_RECORD EXCERPTS_:

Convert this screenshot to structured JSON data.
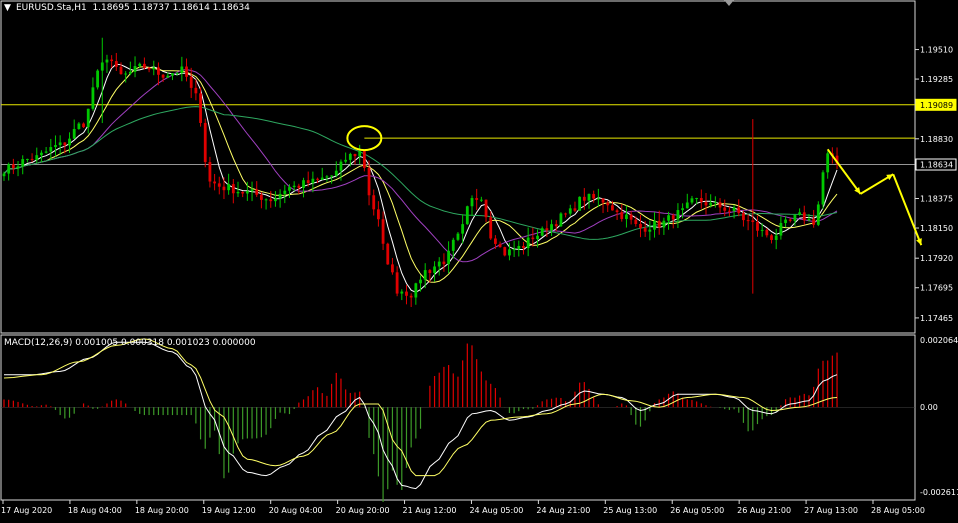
{
  "header": {
    "symbol_info": "EURUSD.Sta,H1  1.18695 1.18737 1.18614 1.18634",
    "macd_info": "MACD(12,26,9) 0.001005 0.000318 0.001023 0.000000"
  },
  "colors": {
    "background": "#000000",
    "frame": "#d8d8d8",
    "bull": "#00c800",
    "bear": "#e00000",
    "ma_fast": "#ffffff",
    "ma_med": "#ffff66",
    "ma_slow": "#a040c0",
    "ma_long": "#2ea860",
    "level_line": "#e8e800",
    "price_tag_bg": "#ffff00",
    "annotation": "#ffff00",
    "macd_signal": "#ffff66"
  },
  "chart_data": [
    {
      "type": "candlestick",
      "title": "EURUSD.Sta,H1",
      "ylim": [
        1.1735,
        1.1988
      ],
      "y_ticks": [
        "1.19510",
        "1.19285",
        "1.18830",
        "1.18375",
        "1.18150",
        "1.17920",
        "1.17695",
        "1.17465"
      ],
      "y_tick_values": [
        1.1951,
        1.19285,
        1.1883,
        1.18375,
        1.1815,
        1.1792,
        1.17695,
        1.17465
      ],
      "x_ticks": [
        "17 Aug 2020",
        "18 Aug 04:00",
        "18 Aug 20:00",
        "19 Aug 12:00",
        "20 Aug 04:00",
        "20 Aug 20:00",
        "21 Aug 12:00",
        "24 Aug 05:00",
        "24 Aug 21:00",
        "25 Aug 13:00",
        "26 Aug 05:00",
        "26 Aug 21:00",
        "27 Aug 13:00",
        "28 Aug 05:00"
      ],
      "price_tags": [
        {
          "label": "1.19089",
          "value": 1.19089,
          "style": "yellow"
        },
        {
          "label": "1.18634",
          "value": 1.18634,
          "style": "black"
        }
      ],
      "horizontal_levels": [
        1.19089,
        1.18835
      ],
      "current_price_line": 1.18634,
      "anchors": [
        [
          0,
          1.186
        ],
        [
          6,
          1.1868
        ],
        [
          12,
          1.1878
        ],
        [
          17,
          1.1895
        ],
        [
          20,
          1.1932
        ],
        [
          22,
          1.1946
        ],
        [
          25,
          1.1931
        ],
        [
          30,
          1.1938
        ],
        [
          34,
          1.1932
        ],
        [
          38,
          1.1935
        ],
        [
          41,
          1.1915
        ],
        [
          44,
          1.185
        ],
        [
          47,
          1.1846
        ],
        [
          52,
          1.1842
        ],
        [
          57,
          1.1837
        ],
        [
          61,
          1.1846
        ],
        [
          66,
          1.185
        ],
        [
          70,
          1.1855
        ],
        [
          74,
          1.187
        ],
        [
          76,
          1.1873
        ],
        [
          79,
          1.183
        ],
        [
          82,
          1.179
        ],
        [
          84,
          1.1768
        ],
        [
          87,
          1.1765
        ],
        [
          90,
          1.1782
        ],
        [
          94,
          1.179
        ],
        [
          97,
          1.1808
        ],
        [
          100,
          1.1836
        ],
        [
          102,
          1.184
        ],
        [
          104,
          1.181
        ],
        [
          107,
          1.1796
        ],
        [
          110,
          1.18
        ],
        [
          114,
          1.181
        ],
        [
          117,
          1.1818
        ],
        [
          120,
          1.1825
        ],
        [
          124,
          1.1838
        ],
        [
          128,
          1.1836
        ],
        [
          132,
          1.1825
        ],
        [
          136,
          1.1815
        ],
        [
          140,
          1.1818
        ],
        [
          144,
          1.1826
        ],
        [
          148,
          1.1836
        ],
        [
          152,
          1.1832
        ],
        [
          156,
          1.1828
        ],
        [
          159,
          1.182
        ],
        [
          162,
          1.1812
        ],
        [
          164,
          1.1808
        ],
        [
          167,
          1.1818
        ],
        [
          170,
          1.1824
        ],
        [
          173,
          1.182
        ],
        [
          176,
          1.187
        ],
        [
          178,
          1.1864
        ]
      ],
      "spikes": [
        {
          "index": 160,
          "high": 1.1898,
          "low": 1.1765
        },
        {
          "index": 21,
          "high": 1.196,
          "low": 1.1895
        }
      ],
      "forecast_path": [
        [
          176,
          1.1875
        ],
        [
          183,
          1.1841
        ],
        [
          190,
          1.1856
        ],
        [
          196,
          1.1802
        ]
      ]
    },
    {
      "type": "macd",
      "title": "MACD(12,26,9)",
      "ylim": [
        -0.00285,
        0.00222
      ],
      "y_ticks": [
        "0.002064",
        "0.00",
        "-0.002611"
      ],
      "y_tick_values": [
        0.002064,
        0.0,
        -0.002611
      ],
      "macd_anchors": [
        [
          0,
          0.001
        ],
        [
          6,
          0.001
        ],
        [
          12,
          0.0011
        ],
        [
          18,
          0.0015
        ],
        [
          24,
          0.002
        ],
        [
          30,
          0.002
        ],
        [
          36,
          0.0017
        ],
        [
          40,
          0.0012
        ],
        [
          44,
          -0.0002
        ],
        [
          48,
          -0.0014
        ],
        [
          52,
          -0.002
        ],
        [
          56,
          -0.0021
        ],
        [
          60,
          -0.0018
        ],
        [
          64,
          -0.0014
        ],
        [
          68,
          -0.0008
        ],
        [
          72,
          -0.0002
        ],
        [
          76,
          0.0003
        ],
        [
          79,
          -0.0005
        ],
        [
          82,
          -0.0016
        ],
        [
          85,
          -0.0024
        ],
        [
          88,
          -0.0025
        ],
        [
          92,
          -0.0017
        ],
        [
          96,
          -0.001
        ],
        [
          100,
          -0.0002
        ],
        [
          104,
          -0.0001
        ],
        [
          108,
          -0.0004
        ],
        [
          112,
          -0.0003
        ],
        [
          116,
          -0.0001
        ],
        [
          120,
          0.0001
        ],
        [
          124,
          0.0005
        ],
        [
          128,
          0.0004
        ],
        [
          132,
          0.0003
        ],
        [
          136,
          -0.0001
        ],
        [
          140,
          0.0001
        ],
        [
          144,
          0.0004
        ],
        [
          148,
          0.0004
        ],
        [
          152,
          0.0004
        ],
        [
          156,
          0.0003
        ],
        [
          160,
          -0.0001
        ],
        [
          164,
          -0.0002
        ],
        [
          168,
          0.0001
        ],
        [
          172,
          0.0002
        ],
        [
          175,
          0.0008
        ],
        [
          178,
          0.001
        ]
      ],
      "signal_anchors": [
        [
          0,
          0.0009
        ],
        [
          8,
          0.001
        ],
        [
          16,
          0.0014
        ],
        [
          24,
          0.0019
        ],
        [
          30,
          0.0021
        ],
        [
          36,
          0.0018
        ],
        [
          40,
          0.0013
        ],
        [
          46,
          -0.0002
        ],
        [
          52,
          -0.0016
        ],
        [
          58,
          -0.0018
        ],
        [
          64,
          -0.0015
        ],
        [
          70,
          -0.0008
        ],
        [
          76,
          0.0001
        ],
        [
          80,
          0.0001
        ],
        [
          84,
          -0.0012
        ],
        [
          88,
          -0.0021
        ],
        [
          92,
          -0.0021
        ],
        [
          98,
          -0.0012
        ],
        [
          104,
          -0.0004
        ],
        [
          110,
          -0.0003
        ],
        [
          116,
          -0.0002
        ],
        [
          122,
          0.0001
        ],
        [
          128,
          0.0004
        ],
        [
          134,
          0.0002
        ],
        [
          140,
          0.0
        ],
        [
          146,
          0.0003
        ],
        [
          152,
          0.0004
        ],
        [
          158,
          0.0003
        ],
        [
          164,
          -0.0001
        ],
        [
          170,
          0.0
        ],
        [
          178,
          0.0003
        ]
      ]
    }
  ]
}
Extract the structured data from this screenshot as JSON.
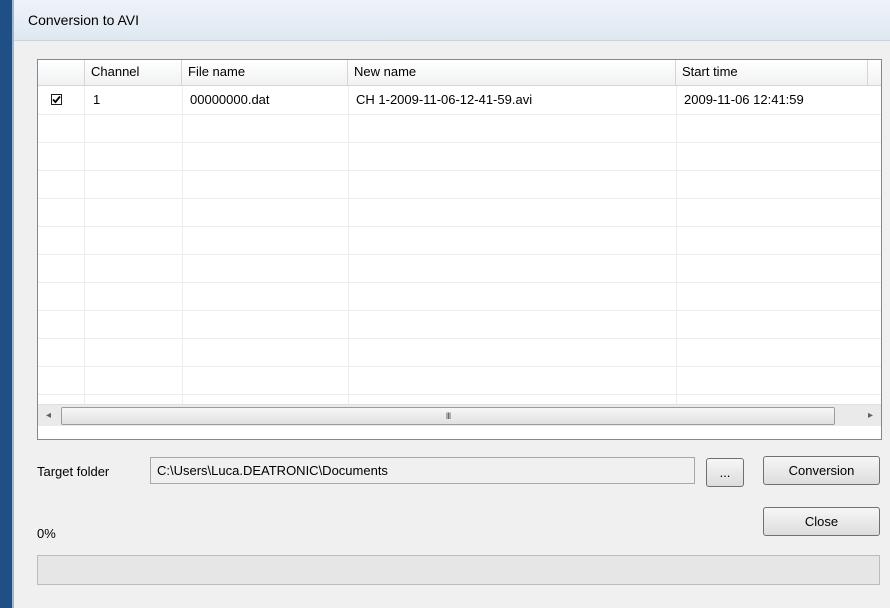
{
  "window": {
    "title": "Conversion to AVI"
  },
  "table": {
    "columns": [
      "",
      "Channel",
      "File name",
      "New name",
      "Start time"
    ],
    "rows": [
      {
        "checked": true,
        "channel": "1",
        "file_name": "00000000.dat",
        "new_name": "CH 1-2009-11-06-12-41-59.avi",
        "start_time": "2009-11-06 12:41:59"
      }
    ],
    "scrollbar": {
      "left_arrow": "◂",
      "right_arrow": "▸",
      "grip": "III"
    }
  },
  "target_folder": {
    "label": "Target folder",
    "path": "C:\\Users\\Luca.DEATRONIC\\Documents",
    "browse_label": "..."
  },
  "buttons": {
    "conversion": "Conversion",
    "close": "Close"
  },
  "progress": {
    "text": "0%",
    "value": 0
  },
  "colors": {
    "progress_fill": "#06b025",
    "titlebar": "#dfe8f2"
  }
}
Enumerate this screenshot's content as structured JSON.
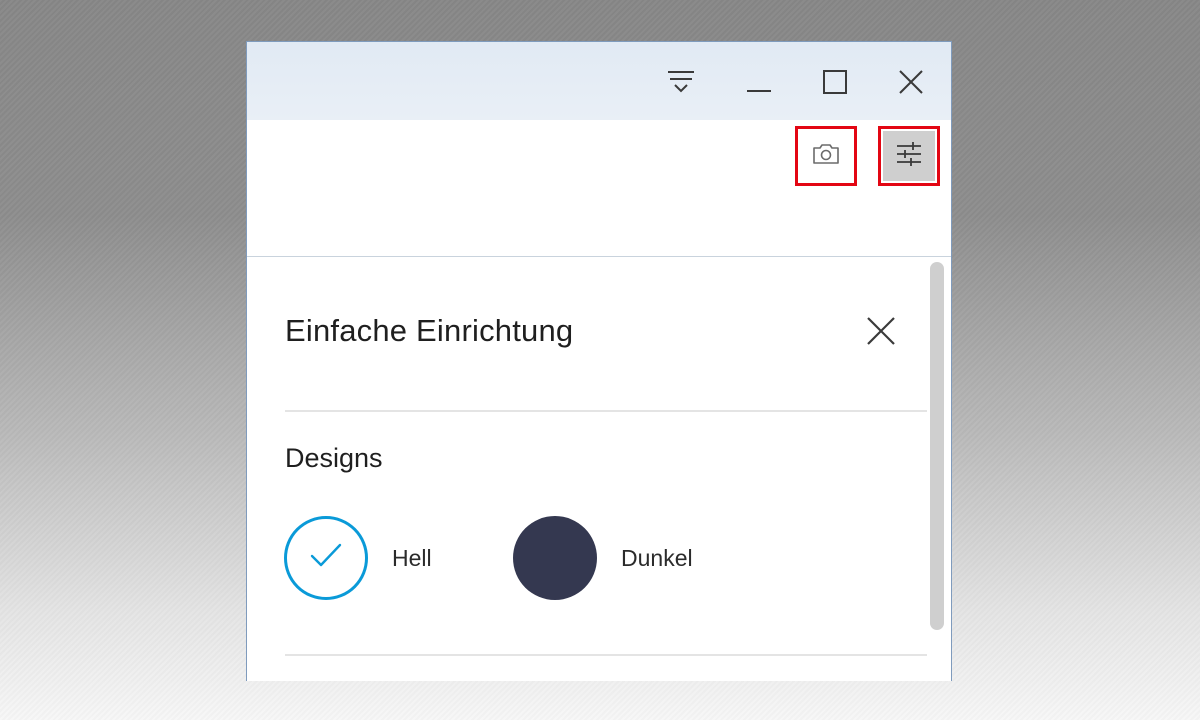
{
  "titlebar": {
    "icons": [
      "filter-icon",
      "minimize-icon",
      "maximize-icon",
      "close-icon"
    ]
  },
  "toolbar": {
    "icons": [
      "camera-icon",
      "settings-sliders-icon"
    ],
    "highlight_color": "#e30613"
  },
  "panel": {
    "title": "Einfache Einrichtung",
    "close_icon": "close-icon",
    "designs": {
      "heading": "Designs",
      "options": [
        {
          "label": "Hell",
          "selected": true,
          "color": "#ffffff",
          "accent": "#0a9ad8",
          "icon": "checkmark-icon"
        },
        {
          "label": "Dunkel",
          "selected": false,
          "color": "#343850"
        }
      ]
    }
  }
}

_WHAT IS REQUIRED_:
Please copy the lines above, starting at the one that holds "Enumerate this screenshot's" and stopping after the last line, exactly as they appear and minus the pictures.

_COMPLETE RESPONSE_:
Enumerate this screenshot's content as structured JSON.
{
  "titlebar": {
    "icons": [
      "filter-icon",
      "minimize-icon",
      "maximize-icon",
      "close-icon"
    ]
  },
  "toolbar": {
    "icons": [
      "camera-icon",
      "settings-sliders-icon"
    ],
    "highlight_color": "#e30613"
  },
  "panel": {
    "title": "Einfache Einrichtung",
    "close_icon": "close-icon",
    "designs": {
      "heading": "Designs",
      "options": [
        {
          "label": "Hell",
          "selected": true,
          "color": "#ffffff",
          "accent": "#0a9ad8",
          "icon": "checkmark-icon"
        },
        {
          "label": "Dunkel",
          "selected": false,
          "color": "#343850"
        }
      ]
    }
  }
}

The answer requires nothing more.